Exercise goal: For this exercise, copy out each line of the material below that includes "variation".

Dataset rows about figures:
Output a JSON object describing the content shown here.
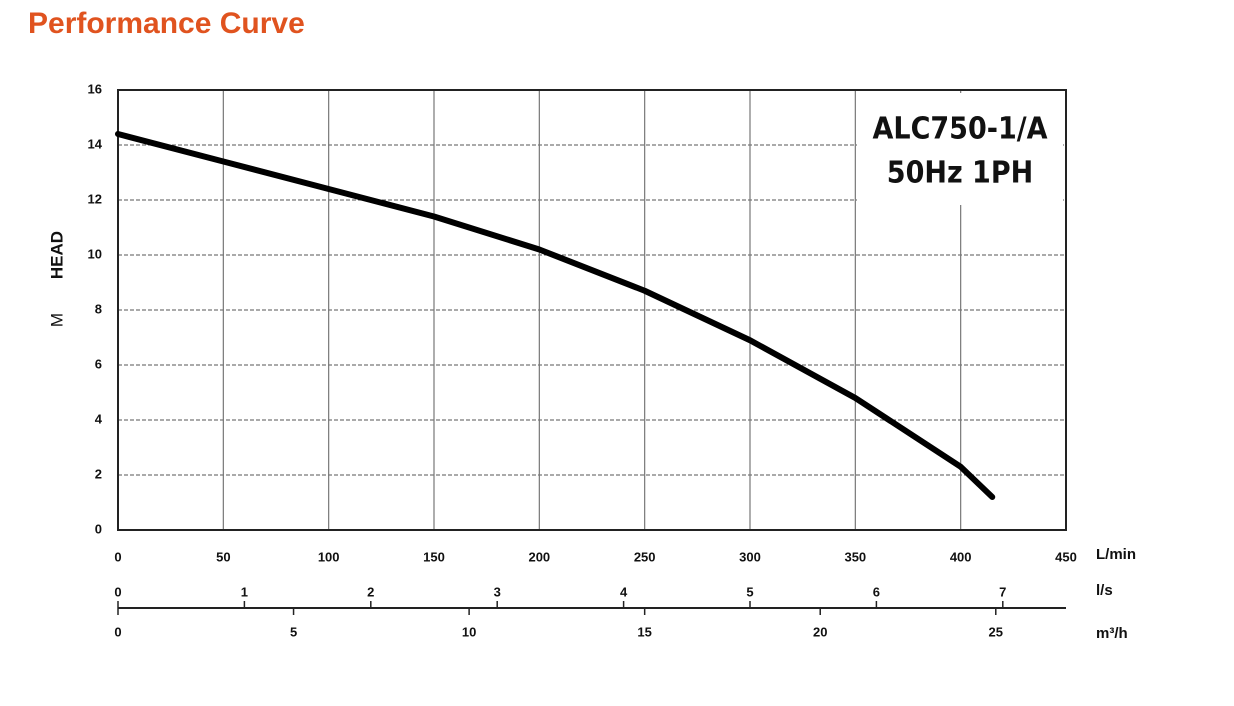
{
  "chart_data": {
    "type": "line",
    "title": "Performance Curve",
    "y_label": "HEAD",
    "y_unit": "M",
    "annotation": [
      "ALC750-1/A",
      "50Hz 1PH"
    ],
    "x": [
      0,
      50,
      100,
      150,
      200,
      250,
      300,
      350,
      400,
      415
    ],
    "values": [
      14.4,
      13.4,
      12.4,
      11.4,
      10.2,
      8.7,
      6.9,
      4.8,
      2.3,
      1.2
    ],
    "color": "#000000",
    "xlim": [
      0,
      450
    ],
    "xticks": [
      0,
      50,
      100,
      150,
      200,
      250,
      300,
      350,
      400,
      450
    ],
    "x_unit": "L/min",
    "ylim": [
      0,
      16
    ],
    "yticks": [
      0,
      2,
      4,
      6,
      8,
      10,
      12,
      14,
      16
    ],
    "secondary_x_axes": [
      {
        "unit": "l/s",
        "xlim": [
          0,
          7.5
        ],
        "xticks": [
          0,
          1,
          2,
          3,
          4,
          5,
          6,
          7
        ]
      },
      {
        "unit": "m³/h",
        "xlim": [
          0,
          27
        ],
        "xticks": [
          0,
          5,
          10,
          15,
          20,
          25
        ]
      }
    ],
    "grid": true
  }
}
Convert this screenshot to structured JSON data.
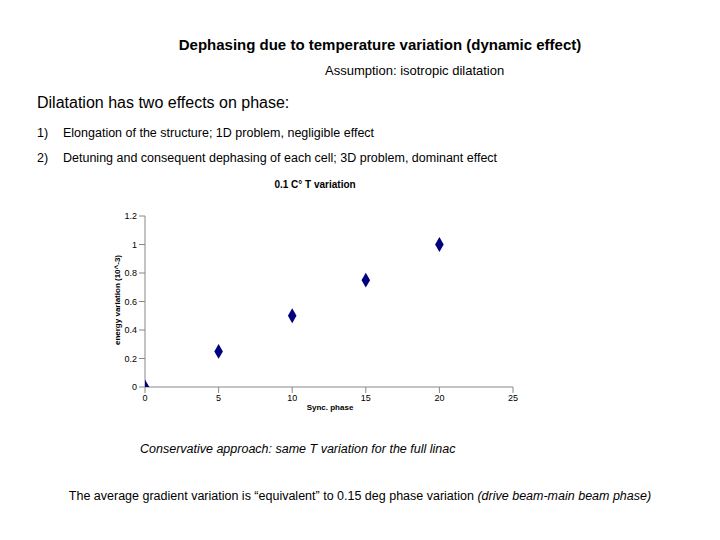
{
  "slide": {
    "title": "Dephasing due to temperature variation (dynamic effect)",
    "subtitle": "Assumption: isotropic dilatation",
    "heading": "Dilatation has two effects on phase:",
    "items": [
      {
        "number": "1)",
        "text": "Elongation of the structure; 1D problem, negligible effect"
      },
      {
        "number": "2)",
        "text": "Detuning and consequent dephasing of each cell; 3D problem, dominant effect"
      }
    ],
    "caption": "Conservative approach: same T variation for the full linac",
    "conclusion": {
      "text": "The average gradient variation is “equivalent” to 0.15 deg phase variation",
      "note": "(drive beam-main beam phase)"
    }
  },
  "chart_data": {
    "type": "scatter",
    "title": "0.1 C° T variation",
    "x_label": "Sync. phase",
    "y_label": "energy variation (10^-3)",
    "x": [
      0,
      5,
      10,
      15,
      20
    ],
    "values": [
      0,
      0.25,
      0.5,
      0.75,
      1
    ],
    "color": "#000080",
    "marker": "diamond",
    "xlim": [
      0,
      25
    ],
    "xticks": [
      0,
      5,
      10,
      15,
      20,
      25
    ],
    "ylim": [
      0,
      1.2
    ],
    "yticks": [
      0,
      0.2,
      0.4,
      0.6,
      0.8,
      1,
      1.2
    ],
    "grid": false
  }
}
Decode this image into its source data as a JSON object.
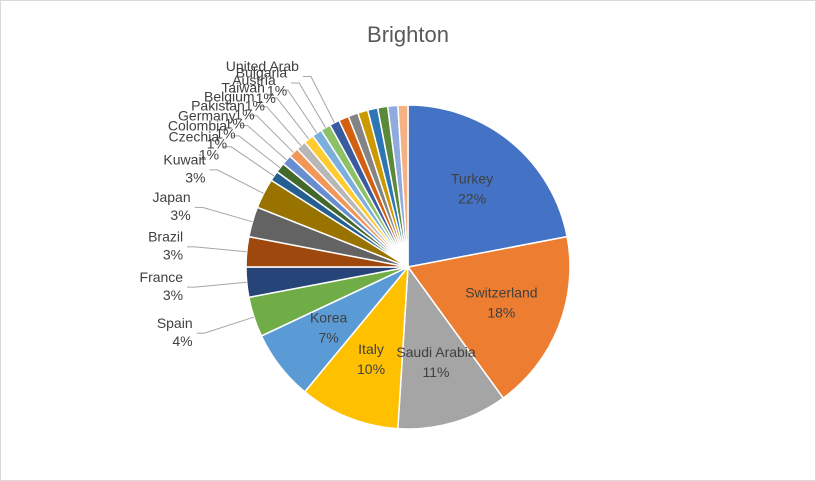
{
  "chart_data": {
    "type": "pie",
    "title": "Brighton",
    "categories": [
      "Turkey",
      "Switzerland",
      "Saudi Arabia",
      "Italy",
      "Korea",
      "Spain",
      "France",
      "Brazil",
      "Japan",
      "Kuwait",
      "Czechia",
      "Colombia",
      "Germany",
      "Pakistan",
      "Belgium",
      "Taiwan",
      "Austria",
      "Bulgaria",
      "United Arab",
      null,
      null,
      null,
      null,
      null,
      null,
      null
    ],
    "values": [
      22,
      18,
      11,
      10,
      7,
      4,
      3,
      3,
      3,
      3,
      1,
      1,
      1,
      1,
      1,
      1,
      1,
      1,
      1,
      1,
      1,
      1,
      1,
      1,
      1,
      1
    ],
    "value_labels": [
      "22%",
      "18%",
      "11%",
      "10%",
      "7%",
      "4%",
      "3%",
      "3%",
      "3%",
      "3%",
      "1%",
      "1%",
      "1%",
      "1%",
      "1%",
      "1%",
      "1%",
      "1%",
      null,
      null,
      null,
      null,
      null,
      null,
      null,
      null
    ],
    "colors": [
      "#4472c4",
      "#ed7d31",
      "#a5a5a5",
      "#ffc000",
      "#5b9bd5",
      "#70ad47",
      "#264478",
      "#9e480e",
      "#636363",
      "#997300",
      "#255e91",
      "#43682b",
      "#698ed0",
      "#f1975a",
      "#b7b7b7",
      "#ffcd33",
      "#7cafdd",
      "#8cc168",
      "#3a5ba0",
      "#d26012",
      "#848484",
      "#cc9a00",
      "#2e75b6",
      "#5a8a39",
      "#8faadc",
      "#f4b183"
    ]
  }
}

Solved problem:
    "title": "Dephasing due to temperature variation (dynamic effect)",
    "caption": "Conservative approach: same T variation for the full linac",
      "text": "The average gradient variation is “equivalent” to 0.15 deg phase variation",
    "title": "0.1 C° T variation",
    "y_label": "energy variation (10^-3)",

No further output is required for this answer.